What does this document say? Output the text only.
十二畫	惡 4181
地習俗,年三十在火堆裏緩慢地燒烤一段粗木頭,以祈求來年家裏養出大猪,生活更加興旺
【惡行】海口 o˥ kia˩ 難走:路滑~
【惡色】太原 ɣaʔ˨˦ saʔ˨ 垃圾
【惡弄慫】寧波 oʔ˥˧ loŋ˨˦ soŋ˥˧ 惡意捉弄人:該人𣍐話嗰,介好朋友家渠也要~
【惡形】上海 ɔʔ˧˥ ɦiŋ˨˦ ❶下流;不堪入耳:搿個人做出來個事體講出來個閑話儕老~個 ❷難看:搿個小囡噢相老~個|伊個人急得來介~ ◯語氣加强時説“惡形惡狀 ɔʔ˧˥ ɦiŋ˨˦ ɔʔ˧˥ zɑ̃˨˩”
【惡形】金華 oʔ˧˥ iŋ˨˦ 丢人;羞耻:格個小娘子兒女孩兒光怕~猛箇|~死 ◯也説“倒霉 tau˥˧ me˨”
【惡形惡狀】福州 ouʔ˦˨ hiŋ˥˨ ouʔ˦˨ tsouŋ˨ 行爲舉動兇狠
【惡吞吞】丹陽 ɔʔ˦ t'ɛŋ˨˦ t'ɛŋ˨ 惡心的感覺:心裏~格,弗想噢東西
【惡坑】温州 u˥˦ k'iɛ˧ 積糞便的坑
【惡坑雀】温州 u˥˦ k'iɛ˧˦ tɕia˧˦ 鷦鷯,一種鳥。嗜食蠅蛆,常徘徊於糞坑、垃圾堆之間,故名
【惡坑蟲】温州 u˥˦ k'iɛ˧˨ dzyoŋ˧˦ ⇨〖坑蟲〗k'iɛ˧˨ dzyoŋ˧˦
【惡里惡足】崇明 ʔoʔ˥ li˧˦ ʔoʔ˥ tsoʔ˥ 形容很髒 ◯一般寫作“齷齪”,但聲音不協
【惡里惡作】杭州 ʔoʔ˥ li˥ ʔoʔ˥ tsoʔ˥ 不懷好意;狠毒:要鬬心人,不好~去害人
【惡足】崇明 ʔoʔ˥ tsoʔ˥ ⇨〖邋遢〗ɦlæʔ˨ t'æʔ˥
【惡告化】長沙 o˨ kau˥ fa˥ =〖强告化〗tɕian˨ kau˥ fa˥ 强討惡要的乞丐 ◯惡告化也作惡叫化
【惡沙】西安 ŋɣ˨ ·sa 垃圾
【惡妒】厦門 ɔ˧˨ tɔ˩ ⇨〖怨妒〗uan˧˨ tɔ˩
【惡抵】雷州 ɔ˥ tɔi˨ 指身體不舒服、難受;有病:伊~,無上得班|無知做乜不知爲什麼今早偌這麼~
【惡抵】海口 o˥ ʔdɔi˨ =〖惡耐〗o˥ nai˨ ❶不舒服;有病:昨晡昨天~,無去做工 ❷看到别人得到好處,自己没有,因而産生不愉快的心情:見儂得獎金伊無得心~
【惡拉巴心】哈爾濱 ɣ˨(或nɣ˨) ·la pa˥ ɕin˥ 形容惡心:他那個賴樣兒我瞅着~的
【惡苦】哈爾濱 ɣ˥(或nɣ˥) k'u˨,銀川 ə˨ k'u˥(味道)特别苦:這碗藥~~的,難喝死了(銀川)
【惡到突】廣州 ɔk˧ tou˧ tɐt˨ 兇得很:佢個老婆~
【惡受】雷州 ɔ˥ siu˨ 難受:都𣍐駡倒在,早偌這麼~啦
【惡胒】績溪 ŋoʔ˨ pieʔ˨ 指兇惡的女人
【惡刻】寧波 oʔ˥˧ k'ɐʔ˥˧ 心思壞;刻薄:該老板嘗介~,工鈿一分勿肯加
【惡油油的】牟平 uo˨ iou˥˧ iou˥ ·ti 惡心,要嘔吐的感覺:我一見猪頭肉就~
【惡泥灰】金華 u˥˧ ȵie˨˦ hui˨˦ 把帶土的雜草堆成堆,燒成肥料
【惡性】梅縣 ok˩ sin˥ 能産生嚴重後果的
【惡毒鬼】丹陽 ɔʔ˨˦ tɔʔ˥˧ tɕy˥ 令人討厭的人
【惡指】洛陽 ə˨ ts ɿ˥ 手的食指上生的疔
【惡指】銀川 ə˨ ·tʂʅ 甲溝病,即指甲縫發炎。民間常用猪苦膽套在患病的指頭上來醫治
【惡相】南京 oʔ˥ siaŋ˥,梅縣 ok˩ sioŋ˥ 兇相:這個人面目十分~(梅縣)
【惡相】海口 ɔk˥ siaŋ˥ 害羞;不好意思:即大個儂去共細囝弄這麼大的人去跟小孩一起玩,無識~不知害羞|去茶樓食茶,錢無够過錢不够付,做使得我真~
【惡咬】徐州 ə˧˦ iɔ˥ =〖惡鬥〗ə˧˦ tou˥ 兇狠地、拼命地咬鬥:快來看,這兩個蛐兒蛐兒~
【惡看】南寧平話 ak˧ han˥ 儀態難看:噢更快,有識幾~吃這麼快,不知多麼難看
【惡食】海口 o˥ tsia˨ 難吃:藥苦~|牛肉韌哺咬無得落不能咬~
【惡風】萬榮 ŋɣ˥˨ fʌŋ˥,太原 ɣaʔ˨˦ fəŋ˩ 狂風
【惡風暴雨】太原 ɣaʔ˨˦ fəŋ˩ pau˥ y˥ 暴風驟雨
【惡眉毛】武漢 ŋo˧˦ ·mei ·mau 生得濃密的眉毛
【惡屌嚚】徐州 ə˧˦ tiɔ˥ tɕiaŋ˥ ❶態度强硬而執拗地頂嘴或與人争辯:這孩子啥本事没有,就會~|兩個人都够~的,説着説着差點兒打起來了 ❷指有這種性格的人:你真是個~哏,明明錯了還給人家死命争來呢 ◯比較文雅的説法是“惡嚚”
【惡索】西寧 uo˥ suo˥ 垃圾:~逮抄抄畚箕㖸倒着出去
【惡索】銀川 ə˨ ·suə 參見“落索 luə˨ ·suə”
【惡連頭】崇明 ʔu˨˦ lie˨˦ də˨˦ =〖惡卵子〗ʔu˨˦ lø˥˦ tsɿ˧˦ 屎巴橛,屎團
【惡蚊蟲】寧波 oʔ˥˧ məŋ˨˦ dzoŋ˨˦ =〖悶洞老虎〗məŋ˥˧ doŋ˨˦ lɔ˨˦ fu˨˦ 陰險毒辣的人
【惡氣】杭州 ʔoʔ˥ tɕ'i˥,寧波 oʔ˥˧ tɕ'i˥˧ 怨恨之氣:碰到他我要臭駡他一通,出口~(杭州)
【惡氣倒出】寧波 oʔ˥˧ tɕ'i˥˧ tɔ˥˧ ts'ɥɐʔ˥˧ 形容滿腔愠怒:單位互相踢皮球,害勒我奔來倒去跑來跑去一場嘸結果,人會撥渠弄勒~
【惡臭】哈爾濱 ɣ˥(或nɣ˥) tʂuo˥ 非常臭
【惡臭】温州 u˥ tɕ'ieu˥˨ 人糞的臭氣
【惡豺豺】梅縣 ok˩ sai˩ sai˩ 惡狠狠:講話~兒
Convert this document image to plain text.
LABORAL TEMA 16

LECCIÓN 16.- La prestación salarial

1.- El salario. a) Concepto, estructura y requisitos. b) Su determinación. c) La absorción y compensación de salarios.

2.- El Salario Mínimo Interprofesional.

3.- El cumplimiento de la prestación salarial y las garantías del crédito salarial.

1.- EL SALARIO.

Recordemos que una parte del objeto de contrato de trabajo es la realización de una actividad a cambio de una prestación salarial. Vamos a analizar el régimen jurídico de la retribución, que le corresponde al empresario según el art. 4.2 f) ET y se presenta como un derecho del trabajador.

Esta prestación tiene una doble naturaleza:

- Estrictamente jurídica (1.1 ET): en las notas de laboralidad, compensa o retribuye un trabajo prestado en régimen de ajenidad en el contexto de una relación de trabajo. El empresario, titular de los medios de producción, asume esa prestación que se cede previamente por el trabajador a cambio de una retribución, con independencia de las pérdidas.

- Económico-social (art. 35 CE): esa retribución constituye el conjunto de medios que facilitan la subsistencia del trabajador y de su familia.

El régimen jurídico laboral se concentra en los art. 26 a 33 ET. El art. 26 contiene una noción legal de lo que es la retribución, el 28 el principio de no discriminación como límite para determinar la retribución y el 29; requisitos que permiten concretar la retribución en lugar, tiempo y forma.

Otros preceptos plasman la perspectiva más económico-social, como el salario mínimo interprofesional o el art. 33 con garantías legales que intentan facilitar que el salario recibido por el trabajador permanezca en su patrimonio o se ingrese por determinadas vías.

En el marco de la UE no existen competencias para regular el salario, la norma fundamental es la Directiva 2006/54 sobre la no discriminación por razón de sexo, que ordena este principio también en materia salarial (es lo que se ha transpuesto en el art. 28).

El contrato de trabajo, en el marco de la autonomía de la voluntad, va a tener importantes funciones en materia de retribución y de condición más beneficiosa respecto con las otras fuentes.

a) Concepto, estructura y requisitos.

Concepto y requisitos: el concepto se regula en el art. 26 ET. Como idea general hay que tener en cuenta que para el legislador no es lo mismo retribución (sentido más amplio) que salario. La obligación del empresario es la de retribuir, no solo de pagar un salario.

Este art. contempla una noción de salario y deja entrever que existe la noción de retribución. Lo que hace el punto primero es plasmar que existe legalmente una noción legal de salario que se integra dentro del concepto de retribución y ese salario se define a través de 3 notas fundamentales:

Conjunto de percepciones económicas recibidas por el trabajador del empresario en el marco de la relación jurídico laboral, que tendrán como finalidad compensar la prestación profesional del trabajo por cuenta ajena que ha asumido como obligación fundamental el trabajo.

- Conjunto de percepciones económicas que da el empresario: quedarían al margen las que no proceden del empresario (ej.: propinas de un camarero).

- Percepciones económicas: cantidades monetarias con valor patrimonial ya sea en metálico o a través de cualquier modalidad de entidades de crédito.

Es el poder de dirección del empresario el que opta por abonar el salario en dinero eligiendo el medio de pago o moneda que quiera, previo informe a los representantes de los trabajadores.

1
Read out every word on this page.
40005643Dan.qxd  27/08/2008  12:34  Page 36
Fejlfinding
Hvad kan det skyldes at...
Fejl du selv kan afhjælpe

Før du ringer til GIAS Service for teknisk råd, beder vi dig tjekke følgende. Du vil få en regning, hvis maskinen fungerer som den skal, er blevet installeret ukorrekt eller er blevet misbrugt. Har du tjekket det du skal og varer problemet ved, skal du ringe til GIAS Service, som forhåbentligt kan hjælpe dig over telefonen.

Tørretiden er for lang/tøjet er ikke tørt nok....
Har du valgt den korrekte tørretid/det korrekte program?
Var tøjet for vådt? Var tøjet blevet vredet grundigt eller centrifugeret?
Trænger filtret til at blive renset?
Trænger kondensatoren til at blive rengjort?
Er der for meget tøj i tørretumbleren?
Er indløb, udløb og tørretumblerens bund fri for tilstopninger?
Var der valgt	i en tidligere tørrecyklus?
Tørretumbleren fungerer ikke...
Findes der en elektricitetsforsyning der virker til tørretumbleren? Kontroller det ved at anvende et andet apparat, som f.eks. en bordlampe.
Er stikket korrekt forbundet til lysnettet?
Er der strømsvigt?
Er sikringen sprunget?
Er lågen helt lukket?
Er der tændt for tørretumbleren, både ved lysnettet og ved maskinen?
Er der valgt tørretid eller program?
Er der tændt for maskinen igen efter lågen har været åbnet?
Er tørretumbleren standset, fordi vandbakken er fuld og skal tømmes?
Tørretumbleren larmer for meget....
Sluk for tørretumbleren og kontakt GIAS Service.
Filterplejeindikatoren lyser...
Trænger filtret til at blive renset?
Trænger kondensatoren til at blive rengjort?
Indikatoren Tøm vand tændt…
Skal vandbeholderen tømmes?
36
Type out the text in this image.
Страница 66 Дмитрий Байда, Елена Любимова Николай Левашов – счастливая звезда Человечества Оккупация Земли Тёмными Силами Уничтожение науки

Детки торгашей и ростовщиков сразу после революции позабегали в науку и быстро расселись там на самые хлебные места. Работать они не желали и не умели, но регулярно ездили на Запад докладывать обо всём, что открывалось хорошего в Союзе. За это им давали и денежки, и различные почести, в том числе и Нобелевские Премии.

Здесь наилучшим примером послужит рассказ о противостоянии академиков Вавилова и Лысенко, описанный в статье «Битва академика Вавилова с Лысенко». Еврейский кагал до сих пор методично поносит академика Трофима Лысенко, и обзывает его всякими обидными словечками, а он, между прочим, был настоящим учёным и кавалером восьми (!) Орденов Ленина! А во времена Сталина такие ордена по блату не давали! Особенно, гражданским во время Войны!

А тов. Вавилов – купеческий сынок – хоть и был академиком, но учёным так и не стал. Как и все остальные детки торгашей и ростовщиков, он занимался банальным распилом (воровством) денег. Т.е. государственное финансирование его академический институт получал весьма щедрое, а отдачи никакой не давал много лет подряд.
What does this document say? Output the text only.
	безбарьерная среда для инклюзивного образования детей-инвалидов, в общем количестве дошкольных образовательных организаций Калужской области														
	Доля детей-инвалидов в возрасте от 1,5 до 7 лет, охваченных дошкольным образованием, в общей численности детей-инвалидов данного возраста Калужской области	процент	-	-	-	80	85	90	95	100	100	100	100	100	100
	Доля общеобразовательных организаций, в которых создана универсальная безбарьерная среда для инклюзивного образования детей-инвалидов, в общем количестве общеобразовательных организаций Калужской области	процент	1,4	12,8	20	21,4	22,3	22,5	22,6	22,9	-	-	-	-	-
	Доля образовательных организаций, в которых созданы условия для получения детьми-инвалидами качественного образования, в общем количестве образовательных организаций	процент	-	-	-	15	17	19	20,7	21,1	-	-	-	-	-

Task objective
From the listing above, copy all lines holding the word "siaŋ".

Result below
【惡相】南京 oʔ˥ siaŋ˥,梅縣 ok˩ sioŋ˥ 兇相:這個人面目十分~(梅縣)
【惡相】海口 ɔk˥ siaŋ˥ 害羞;不好意思:即大個儂去共細囝弄這麼大的人去跟小孩一起玩,無識~不知害羞|去茶樓食茶,錢無够過錢不够付,做使得我真~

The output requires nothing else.